• **Problem statement**: Make an exact transcription of the material, leaving out all images.

——

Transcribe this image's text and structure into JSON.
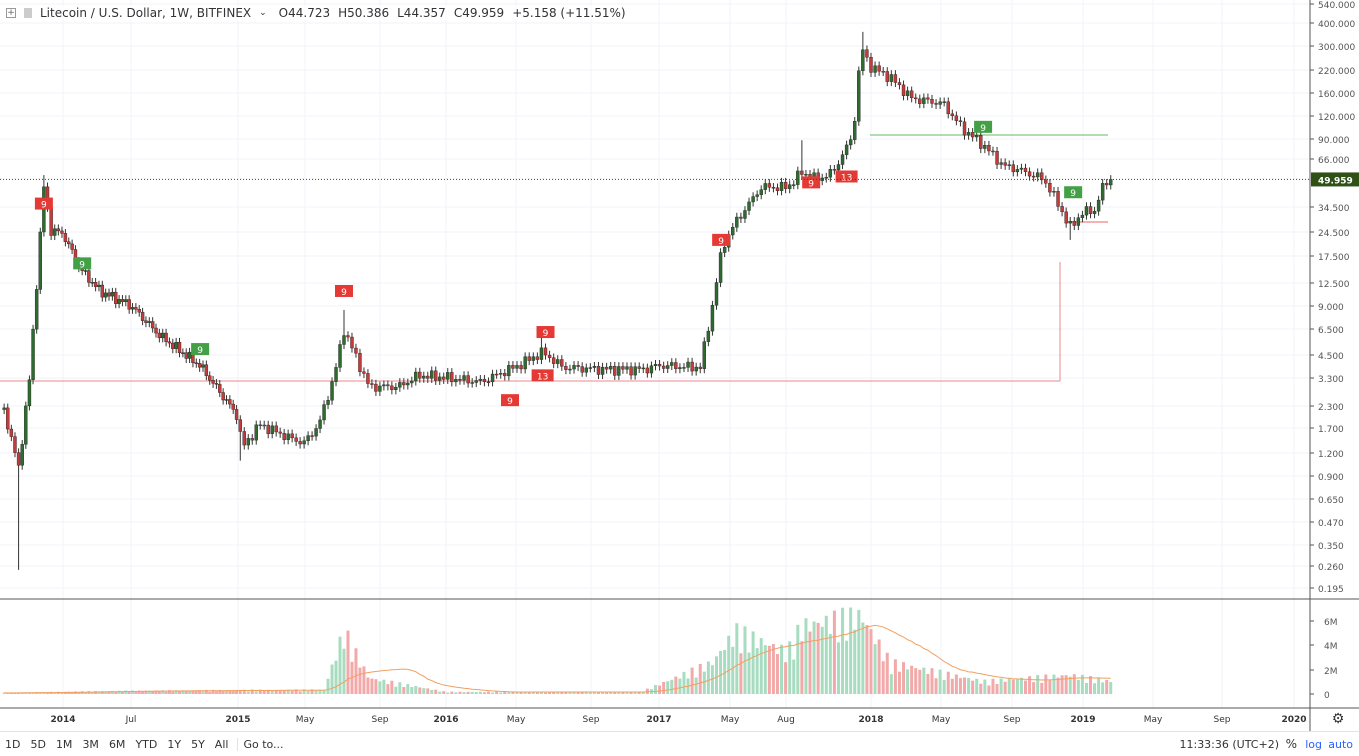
{
  "header": {
    "symbol": "Litecoin / U.S. Dollar, 1W, BITFINEX",
    "open": "O44.723",
    "high": "H50.386",
    "low": "L44.357",
    "close": "C49.959",
    "change": "+5.158 (+11.51%)"
  },
  "bottom": {
    "ranges": [
      "1D",
      "5D",
      "1M",
      "3M",
      "6M",
      "YTD",
      "1Y",
      "5Y",
      "All"
    ],
    "goto": "Go to...",
    "clock": "11:33:36 (UTC+2)",
    "percent": "%",
    "log": "log",
    "auto": "auto"
  },
  "colors": {
    "up": "#2e6b2e",
    "down": "#c43b3b",
    "price_tag": "#2f5016",
    "vol_up": "#a8dcc0",
    "vol_down": "#f2a9a9",
    "vol_ma": "#f0a060"
  },
  "chart_data": {
    "type": "candlestick",
    "scale": "log",
    "grid": true,
    "last_price": "49.959",
    "y_ticks": [
      "540.000",
      "400.000",
      "300.000",
      "220.000",
      "160.000",
      "120.000",
      "90.000",
      "66.000",
      "34.500",
      "24.500",
      "17.500",
      "12.500",
      "9.000",
      "6.500",
      "4.500",
      "3.300",
      "2.300",
      "1.700",
      "1.200",
      "0.900",
      "0.650",
      "0.470",
      "0.350",
      "0.260",
      "0.195"
    ],
    "x_ticks": [
      "2014",
      "Jul",
      "2015",
      "May",
      "Sep",
      "2016",
      "May",
      "Sep",
      "2017",
      "May",
      "Aug",
      "2018",
      "May",
      "Sep",
      "2019",
      "May",
      "Sep",
      "2020"
    ],
    "volume_ticks": [
      "6M",
      "4M",
      "2M",
      "0"
    ],
    "price_path": [
      [
        "2013-09-09",
        2.2
      ],
      [
        "2013-10-07",
        1.0,
        0.25
      ],
      [
        "2013-10-28",
        3.3
      ],
      [
        "2013-11-25",
        45,
        53
      ],
      [
        "2013-12-09",
        25
      ],
      [
        "2014-01-01",
        24
      ],
      [
        "2014-02-05",
        15
      ],
      [
        "2014-03-19",
        11
      ],
      [
        "2014-05-23",
        9
      ],
      [
        "2014-07-22",
        6
      ],
      [
        "2014-10-14",
        4
      ],
      [
        "2015-01-01",
        2.0
      ],
      [
        "2015-01-08",
        1.3,
        1.1
      ],
      [
        "2015-02-08",
        1.8
      ],
      [
        "2015-04-01",
        1.5
      ],
      [
        "2015-04-27",
        1.4
      ],
      [
        "2015-05-23",
        1.8
      ],
      [
        "2015-06-19",
        3.5
      ],
      [
        "2015-07-06",
        6.5,
        8.5
      ],
      [
        "2015-08-19",
        3
      ],
      [
        "2015-10-10",
        3.0
      ],
      [
        "2015-11-14",
        3.5
      ],
      [
        "2016-01-01",
        3.4
      ],
      [
        "2016-03-01",
        3.2
      ],
      [
        "2016-05-04",
        4
      ],
      [
        "2016-06-15",
        4.8,
        6
      ],
      [
        "2016-07-20",
        3.9
      ],
      [
        "2016-09-28",
        3.8
      ],
      [
        "2016-12-07",
        3.8
      ],
      [
        "2017-01-01",
        4
      ],
      [
        "2017-03-13",
        3.9
      ],
      [
        "2017-04-03",
        9
      ],
      [
        "2017-04-20",
        20
      ],
      [
        "2017-05-13",
        28
      ],
      [
        "2017-06-26",
        45
      ],
      [
        "2017-08-10",
        45
      ],
      [
        "2017-09-04",
        55,
        85
      ],
      [
        "2017-09-30",
        50
      ],
      [
        "2017-10-27",
        55
      ],
      [
        "2017-12-01",
        90
      ],
      [
        "2017-12-15",
        300,
        370
      ],
      [
        "2018-01-01",
        230
      ],
      [
        "2018-02-03",
        200
      ],
      [
        "2018-03-12",
        150
      ],
      [
        "2018-05-05",
        140
      ],
      [
        "2018-06-07",
        100
      ],
      [
        "2018-07-13",
        80
      ],
      [
        "2018-08-17",
        60
      ],
      [
        "2018-09-07",
        58
      ],
      [
        "2018-10-26",
        50
      ],
      [
        "2018-11-21",
        35
      ],
      [
        "2018-12-09",
        26,
        22
      ],
      [
        "2019-01-01",
        32
      ],
      [
        "2019-01-22",
        33
      ],
      [
        "2019-02-04",
        45
      ],
      [
        "2019-02-18",
        49.959
      ]
    ],
    "volume_millions": [
      [
        "2013-09-09",
        0.1
      ],
      [
        "2014-01-01",
        0.2
      ],
      [
        "2014-06-01",
        0.3
      ],
      [
        "2015-06-01",
        0.4
      ],
      [
        "2015-07-06",
        6
      ],
      [
        "2015-08-19",
        1.5
      ],
      [
        "2016-01-01",
        0.2
      ],
      [
        "2016-12-01",
        0.2
      ],
      [
        "2017-04-03",
        3
      ],
      [
        "2017-05-13",
        6
      ],
      [
        "2017-08-10",
        4
      ],
      [
        "2017-09-04",
        6.5
      ],
      [
        "2017-12-15",
        7.5
      ],
      [
        "2018-02-03",
        3
      ],
      [
        "2018-07-13",
        1.2
      ],
      [
        "2018-12-09",
        1.8
      ],
      [
        "2019-02-18",
        1.2
      ]
    ],
    "signals": [
      {
        "label": "9",
        "type": "sell",
        "date": "2013-11-25",
        "price": 36
      },
      {
        "label": "9",
        "type": "buy",
        "date": "2014-02-10",
        "price": 16
      },
      {
        "label": "9",
        "type": "buy",
        "date": "2014-10-14",
        "price": 5
      },
      {
        "label": "9",
        "type": "sell",
        "date": "2015-07-06",
        "price": 11
      },
      {
        "label": "9",
        "type": "sell",
        "date": "2016-04-20",
        "price": 2.5
      },
      {
        "label": "13",
        "type": "sell",
        "date": "2016-06-15",
        "price": 3.5
      },
      {
        "label": "9",
        "type": "sell",
        "date": "2016-06-20",
        "price": 6.3
      },
      {
        "label": "9",
        "type": "sell",
        "date": "2017-04-18",
        "price": 22
      },
      {
        "label": "9",
        "type": "sell",
        "date": "2017-09-20",
        "price": 48
      },
      {
        "label": "13",
        "type": "sell",
        "date": "2017-11-20",
        "price": 52
      },
      {
        "label": "9",
        "type": "buy",
        "date": "2018-07-13",
        "price": 102
      },
      {
        "label": "9",
        "type": "buy",
        "date": "2018-12-15",
        "price": 42
      }
    ]
  }
}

——

• **Written response**:
Transcribe this image's text and structure into JSON.
{
  "header": {
    "symbol": "Litecoin / U.S. Dollar, 1W, BITFINEX",
    "open": "O44.723",
    "high": "H50.386",
    "low": "L44.357",
    "close": "C49.959",
    "change": "+5.158 (+11.51%)"
  },
  "bottom": {
    "ranges": [
      "1D",
      "5D",
      "1M",
      "3M",
      "6M",
      "YTD",
      "1Y",
      "5Y",
      "All"
    ],
    "goto": "Go to...",
    "clock": "11:33:36 (UTC+2)",
    "percent": "%",
    "log": "log",
    "auto": "auto"
  },
  "colors": {
    "up": "#2e6b2e",
    "down": "#c43b3b",
    "price_tag": "#2f5016",
    "vol_up": "#a8dcc0",
    "vol_down": "#f2a9a9",
    "vol_ma": "#f0a060"
  },
  "chart_data": {
    "type": "candlestick",
    "scale": "log",
    "grid": true,
    "last_price": "49.959",
    "y_ticks": [
      "540.000",
      "400.000",
      "300.000",
      "220.000",
      "160.000",
      "120.000",
      "90.000",
      "66.000",
      "34.500",
      "24.500",
      "17.500",
      "12.500",
      "9.000",
      "6.500",
      "4.500",
      "3.300",
      "2.300",
      "1.700",
      "1.200",
      "0.900",
      "0.650",
      "0.470",
      "0.350",
      "0.260",
      "0.195"
    ],
    "x_ticks": [
      "2014",
      "Jul",
      "2015",
      "May",
      "Sep",
      "2016",
      "May",
      "Sep",
      "2017",
      "May",
      "Aug",
      "2018",
      "May",
      "Sep",
      "2019",
      "May",
      "Sep",
      "2020"
    ],
    "volume_ticks": [
      "6M",
      "4M",
      "2M",
      "0"
    ],
    "price_path": [
      [
        "2013-09-09",
        2.2
      ],
      [
        "2013-10-07",
        1.0,
        0.25
      ],
      [
        "2013-10-28",
        3.3
      ],
      [
        "2013-11-25",
        45,
        53
      ],
      [
        "2013-12-09",
        25
      ],
      [
        "2014-01-01",
        24
      ],
      [
        "2014-02-05",
        15
      ],
      [
        "2014-03-19",
        11
      ],
      [
        "2014-05-23",
        9
      ],
      [
        "2014-07-22",
        6
      ],
      [
        "2014-10-14",
        4
      ],
      [
        "2015-01-01",
        2.0
      ],
      [
        "2015-01-08",
        1.3,
        1.1
      ],
      [
        "2015-02-08",
        1.8
      ],
      [
        "2015-04-01",
        1.5
      ],
      [
        "2015-04-27",
        1.4
      ],
      [
        "2015-05-23",
        1.8
      ],
      [
        "2015-06-19",
        3.5
      ],
      [
        "2015-07-06",
        6.5,
        8.5
      ],
      [
        "2015-08-19",
        3
      ],
      [
        "2015-10-10",
        3.0
      ],
      [
        "2015-11-14",
        3.5
      ],
      [
        "2016-01-01",
        3.4
      ],
      [
        "2016-03-01",
        3.2
      ],
      [
        "2016-05-04",
        4
      ],
      [
        "2016-06-15",
        4.8,
        6
      ],
      [
        "2016-07-20",
        3.9
      ],
      [
        "2016-09-28",
        3.8
      ],
      [
        "2016-12-07",
        3.8
      ],
      [
        "2017-01-01",
        4
      ],
      [
        "2017-03-13",
        3.9
      ],
      [
        "2017-04-03",
        9
      ],
      [
        "2017-04-20",
        20
      ],
      [
        "2017-05-13",
        28
      ],
      [
        "2017-06-26",
        45
      ],
      [
        "2017-08-10",
        45
      ],
      [
        "2017-09-04",
        55,
        85
      ],
      [
        "2017-09-30",
        50
      ],
      [
        "2017-10-27",
        55
      ],
      [
        "2017-12-01",
        90
      ],
      [
        "2017-12-15",
        300,
        370
      ],
      [
        "2018-01-01",
        230
      ],
      [
        "2018-02-03",
        200
      ],
      [
        "2018-03-12",
        150
      ],
      [
        "2018-05-05",
        140
      ],
      [
        "2018-06-07",
        100
      ],
      [
        "2018-07-13",
        80
      ],
      [
        "2018-08-17",
        60
      ],
      [
        "2018-09-07",
        58
      ],
      [
        "2018-10-26",
        50
      ],
      [
        "2018-11-21",
        35
      ],
      [
        "2018-12-09",
        26,
        22
      ],
      [
        "2019-01-01",
        32
      ],
      [
        "2019-01-22",
        33
      ],
      [
        "2019-02-04",
        45
      ],
      [
        "2019-02-18",
        49.959
      ]
    ],
    "volume_millions": [
      [
        "2013-09-09",
        0.1
      ],
      [
        "2014-01-01",
        0.2
      ],
      [
        "2014-06-01",
        0.3
      ],
      [
        "2015-06-01",
        0.4
      ],
      [
        "2015-07-06",
        6
      ],
      [
        "2015-08-19",
        1.5
      ],
      [
        "2016-01-01",
        0.2
      ],
      [
        "2016-12-01",
        0.2
      ],
      [
        "2017-04-03",
        3
      ],
      [
        "2017-05-13",
        6
      ],
      [
        "2017-08-10",
        4
      ],
      [
        "2017-09-04",
        6.5
      ],
      [
        "2017-12-15",
        7.5
      ],
      [
        "2018-02-03",
        3
      ],
      [
        "2018-07-13",
        1.2
      ],
      [
        "2018-12-09",
        1.8
      ],
      [
        "2019-02-18",
        1.2
      ]
    ],
    "signals": [
      {
        "label": "9",
        "type": "sell",
        "date": "2013-11-25",
        "price": 36
      },
      {
        "label": "9",
        "type": "buy",
        "date": "2014-02-10",
        "price": 16
      },
      {
        "label": "9",
        "type": "buy",
        "date": "2014-10-14",
        "price": 5
      },
      {
        "label": "9",
        "type": "sell",
        "date": "2015-07-06",
        "price": 11
      },
      {
        "label": "9",
        "type": "sell",
        "date": "2016-04-20",
        "price": 2.5
      },
      {
        "label": "13",
        "type": "sell",
        "date": "2016-06-15",
        "price": 3.5
      },
      {
        "label": "9",
        "type": "sell",
        "date": "2016-06-20",
        "price": 6.3
      },
      {
        "label": "9",
        "type": "sell",
        "date": "2017-04-18",
        "price": 22
      },
      {
        "label": "9",
        "type": "sell",
        "date": "2017-09-20",
        "price": 48
      },
      {
        "label": "13",
        "type": "sell",
        "date": "2017-11-20",
        "price": 52
      },
      {
        "label": "9",
        "type": "buy",
        "date": "2018-07-13",
        "price": 102
      },
      {
        "label": "9",
        "type": "buy",
        "date": "2018-12-15",
        "price": 42
      }
    ]
  }
}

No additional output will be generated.